■ What is asked ■
Set down the full listing exactly as given. Any pictures are to be left out.

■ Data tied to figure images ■
>> Start
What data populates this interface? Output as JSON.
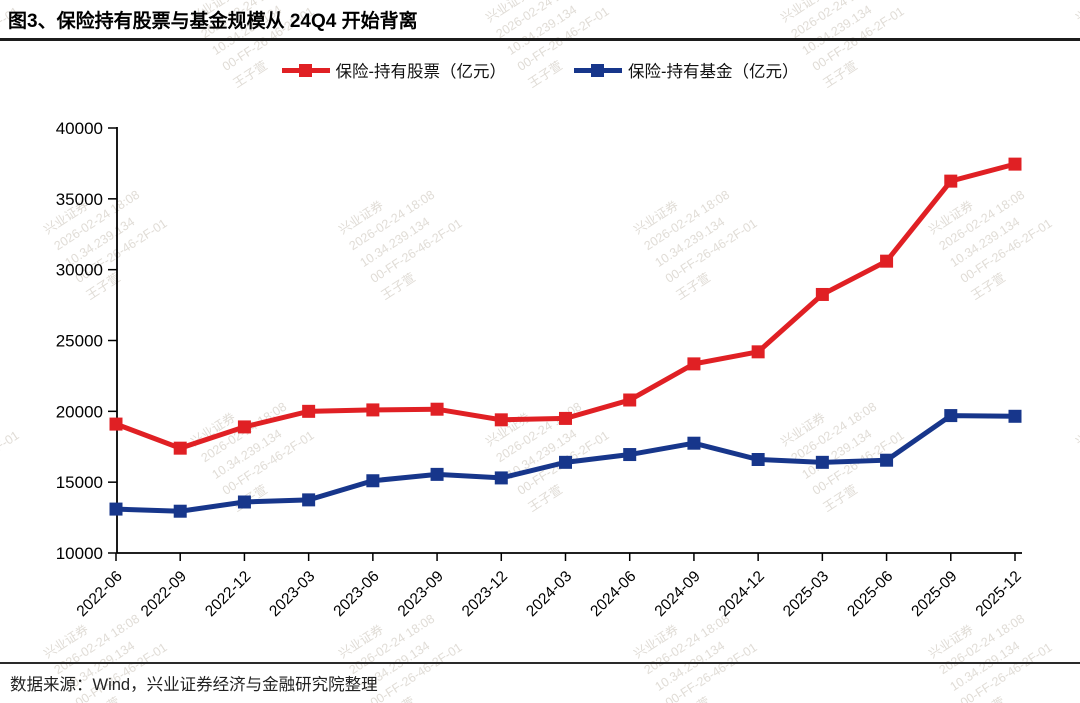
{
  "title": "图3、保险持有股票与基金规模从 24Q4 开始背离",
  "legend": [
    {
      "label": "保险-持有股票（亿元）",
      "color": "#e02024"
    },
    {
      "label": "保险-持有基金（亿元）",
      "color": "#17368b"
    }
  ],
  "source": "数据来源：Wind，兴业证券经济与金融研究院整理",
  "watermark": {
    "lines": [
      "兴业证券",
      "2026-02-24 18:08",
      "10.34.239.134",
      "00-FF-26-46-2F-01",
      "王子萱"
    ]
  },
  "chart_data": {
    "type": "line",
    "title": "保险持有股票与基金规模",
    "categories": [
      "2022-06",
      "2022-09",
      "2022-12",
      "2023-03",
      "2023-06",
      "2023-09",
      "2023-12",
      "2024-03",
      "2024-06",
      "2024-09",
      "2024-12",
      "2025-03",
      "2025-06",
      "2025-09",
      "2025-12"
    ],
    "series": [
      {
        "name": "保险-持有股票（亿元）",
        "color": "#e02024",
        "marker": "square",
        "values": [
          19100,
          17400,
          18900,
          20000,
          20100,
          20150,
          19400,
          19500,
          20800,
          23350,
          24200,
          28250,
          30600,
          36250,
          37450
        ]
      },
      {
        "name": "保险-持有基金（亿元）",
        "color": "#17368b",
        "marker": "square",
        "values": [
          13100,
          12950,
          13600,
          13750,
          15100,
          15550,
          15300,
          16400,
          16950,
          17750,
          16600,
          16400,
          16550,
          19700,
          19650
        ]
      }
    ],
    "ylim": [
      10000,
      40000
    ],
    "yticks": [
      10000,
      15000,
      20000,
      25000,
      30000,
      35000,
      40000
    ],
    "xlabel": "",
    "ylabel": "",
    "grid": false,
    "legend_position": "top",
    "x_tick_rotation": -45
  }
}
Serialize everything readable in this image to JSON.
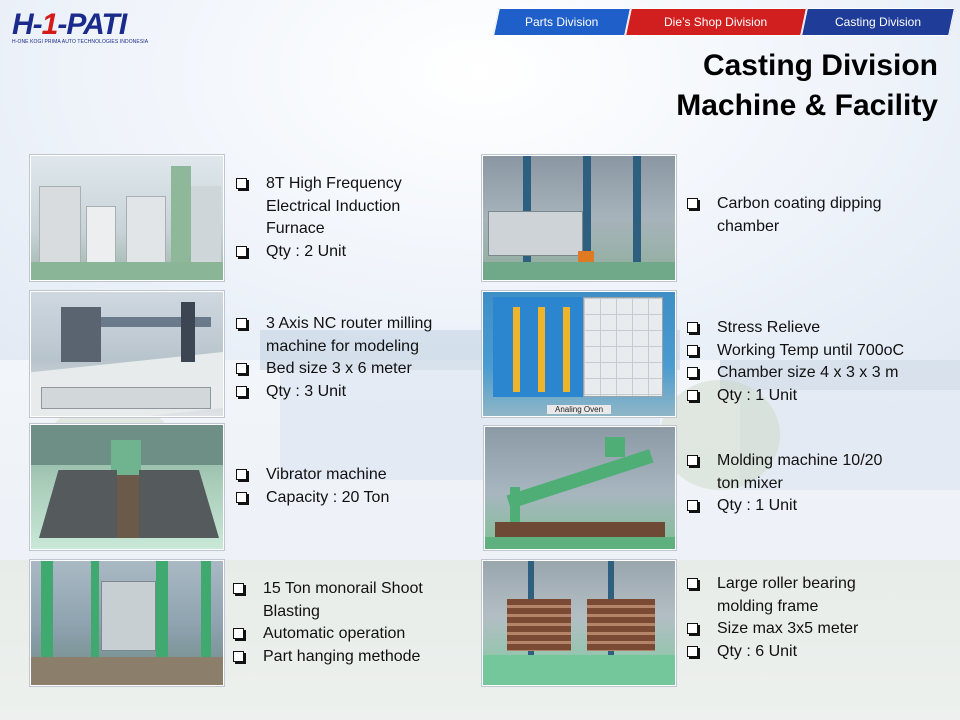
{
  "logo": {
    "brand_prefix": "H-",
    "brand_mark": "1",
    "brand_name": "-PATI",
    "tagline": "H-ONE KOGI PRIMA AUTO TECHNOLOGIES INDONESIA"
  },
  "nav": {
    "tabs": [
      {
        "label": "Parts Division",
        "color": "#1f5fc9"
      },
      {
        "label": "Die’s Shop Division",
        "color": "#d11f1f"
      },
      {
        "label": "Casting Division",
        "color": "#1f3c99"
      }
    ]
  },
  "page": {
    "title_line1": "Casting Division",
    "title_line2": "Machine & Facility"
  },
  "equipment": {
    "left": [
      {
        "photo_icon": "induction-furnace-photo",
        "lines": [
          "8T High Frequency Electrical Induction Furnace",
          "Qty : 2 Unit"
        ]
      },
      {
        "photo_icon": "nc-router-photo",
        "lines": [
          "3 Axis NC router milling machine for modeling",
          "Bed size 3 x 6 meter",
          "Qty : 3 Unit"
        ]
      },
      {
        "photo_icon": "vibrator-machine-photo",
        "lines": [
          "Vibrator machine",
          "Capacity : 20 Ton"
        ]
      },
      {
        "photo_icon": "shoot-blasting-photo",
        "lines": [
          "15 Ton monorail Shoot Blasting",
          "Automatic operation",
          "Part hanging methode"
        ]
      }
    ],
    "right": [
      {
        "photo_icon": "dipping-chamber-photo",
        "lines": [
          "Carbon coating dipping chamber"
        ]
      },
      {
        "photo_icon": "annealing-oven-photo",
        "caption": "Analing Oven",
        "lines": [
          "Stress Relieve",
          "Working Temp until 700oC",
          "Chamber size 4 x 3 x 3 m",
          "Qty : 1 Unit"
        ]
      },
      {
        "photo_icon": "molding-machine-photo",
        "lines": [
          "Molding machine 10/20 ton mixer",
          "Qty : 1 Unit"
        ]
      },
      {
        "photo_icon": "molding-frame-photo",
        "lines": [
          "Large roller bearing molding frame",
          "Size max 3x5 meter",
          "Qty : 6 Unit"
        ]
      }
    ]
  }
}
>> End
■ Answer to the exercise ■
What data populates this interface? Output as JSON.
{
  "title": "图3、保险持有股票与基金规模从 24Q4 开始背离",
  "legend": [
    {
      "label": "保险-持有股票（亿元）",
      "color": "#e02024"
    },
    {
      "label": "保险-持有基金（亿元）",
      "color": "#17368b"
    }
  ],
  "source": "数据来源：Wind，兴业证券经济与金融研究院整理",
  "watermark": {
    "lines": [
      "兴业证券",
      "2026-02-24 18:08",
      "10.34.239.134",
      "00-FF-26-46-2F-01",
      "王子萱"
    ]
  },
  "chart_data": {
    "type": "line",
    "title": "保险持有股票与基金规模",
    "categories": [
      "2022-06",
      "2022-09",
      "2022-12",
      "2023-03",
      "2023-06",
      "2023-09",
      "2023-12",
      "2024-03",
      "2024-06",
      "2024-09",
      "2024-12",
      "2025-03",
      "2025-06",
      "2025-09",
      "2025-12"
    ],
    "series": [
      {
        "name": "保险-持有股票（亿元）",
        "color": "#e02024",
        "marker": "square",
        "values": [
          19100,
          17400,
          18900,
          20000,
          20100,
          20150,
          19400,
          19500,
          20800,
          23350,
          24200,
          28250,
          30600,
          36250,
          37450
        ]
      },
      {
        "name": "保险-持有基金（亿元）",
        "color": "#17368b",
        "marker": "square",
        "values": [
          13100,
          12950,
          13600,
          13750,
          15100,
          15550,
          15300,
          16400,
          16950,
          17750,
          16600,
          16400,
          16550,
          19700,
          19650
        ]
      }
    ],
    "ylim": [
      10000,
      40000
    ],
    "yticks": [
      10000,
      15000,
      20000,
      25000,
      30000,
      35000,
      40000
    ],
    "xlabel": "",
    "ylabel": "",
    "grid": false,
    "legend_position": "top",
    "x_tick_rotation": -45
  }
}
Serialize everything readable in this image to JSON.
{
  "logo": {
    "brand_prefix": "H-",
    "brand_mark": "1",
    "brand_name": "-PATI",
    "tagline": "H-ONE KOGI PRIMA AUTO TECHNOLOGIES INDONESIA"
  },
  "nav": {
    "tabs": [
      {
        "label": "Parts Division",
        "color": "#1f5fc9"
      },
      {
        "label": "Die’s Shop Division",
        "color": "#d11f1f"
      },
      {
        "label": "Casting Division",
        "color": "#1f3c99"
      }
    ]
  },
  "page": {
    "title_line1": "Casting Division",
    "title_line2": "Machine & Facility"
  },
  "equipment": {
    "left": [
      {
        "photo_icon": "induction-furnace-photo",
        "lines": [
          "8T High Frequency Electrical Induction Furnace",
          "Qty : 2 Unit"
        ]
      },
      {
        "photo_icon": "nc-router-photo",
        "lines": [
          "3 Axis NC router milling machine for modeling",
          "Bed size 3 x 6 meter",
          "Qty : 3 Unit"
        ]
      },
      {
        "photo_icon": "vibrator-machine-photo",
        "lines": [
          "Vibrator machine",
          "Capacity : 20 Ton"
        ]
      },
      {
        "photo_icon": "shoot-blasting-photo",
        "lines": [
          "15 Ton monorail Shoot Blasting",
          "Automatic operation",
          "Part hanging methode"
        ]
      }
    ],
    "right": [
      {
        "photo_icon": "dipping-chamber-photo",
        "lines": [
          "Carbon coating dipping chamber"
        ]
      },
      {
        "photo_icon": "annealing-oven-photo",
        "caption": "Analing Oven",
        "lines": [
          "Stress Relieve",
          "Working Temp until 700oC",
          "Chamber size 4 x 3 x 3 m",
          "Qty : 1 Unit"
        ]
      },
      {
        "photo_icon": "molding-machine-photo",
        "lines": [
          "Molding machine 10/20 ton mixer",
          "Qty : 1 Unit"
        ]
      },
      {
        "photo_icon": "molding-frame-photo",
        "lines": [
          "Large roller bearing molding frame",
          "Size max 3x5 meter",
          "Qty : 6 Unit"
        ]
      }
    ]
  }
}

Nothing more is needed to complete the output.